Separate out the lines that hold "elles".

Begin GIVEN DATA

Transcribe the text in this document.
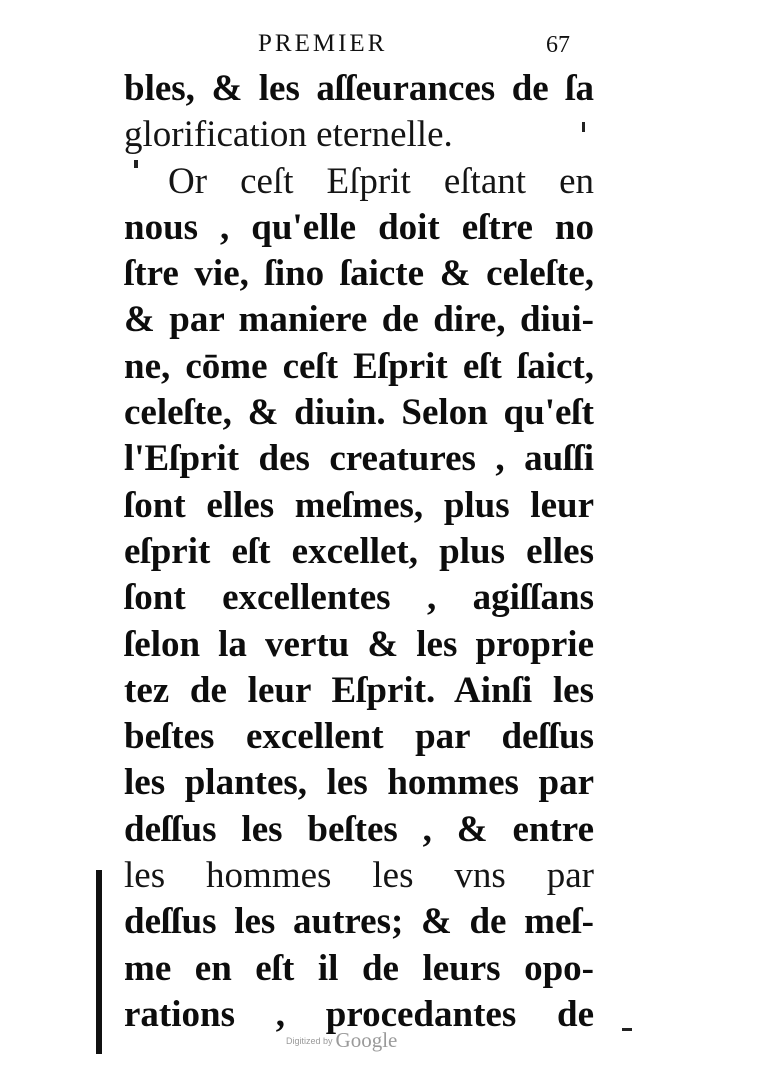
PREMIER	67
bles, & les aſſeurances de ſa
glorification eternelle.
Or ceſt Eſprit eſtant en
nous , qu'elle doit eſtre no
ſtre vie, ſino ſaicte & celeſte,
& par maniere de dire, diui-
ne, cōme ceſt Eſprit eſt ſaict,
celeſte, & diuin. Selon qu'eſt
l'Eſprit des creatures , auſſi
ſont elles meſmes, plus leur
eſprit eſt excellet, plus elles
ſont excellentes , agiſſans
ſelon la vertu & les proprie
tez de leur Eſprit. Ainſi les
beſtes excellent par deſſus
les plantes, les hommes par
deſſus les beſtes , & entre
les hommes les vns par
deſſus les autres; & de meſ-
me en eſt il de leurs opo-
rations , procedantes de
Digitized by Google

End GIVEN DATA

### RESULT
ſont elles meſmes, plus leur
eſprit eſt excellet, plus elles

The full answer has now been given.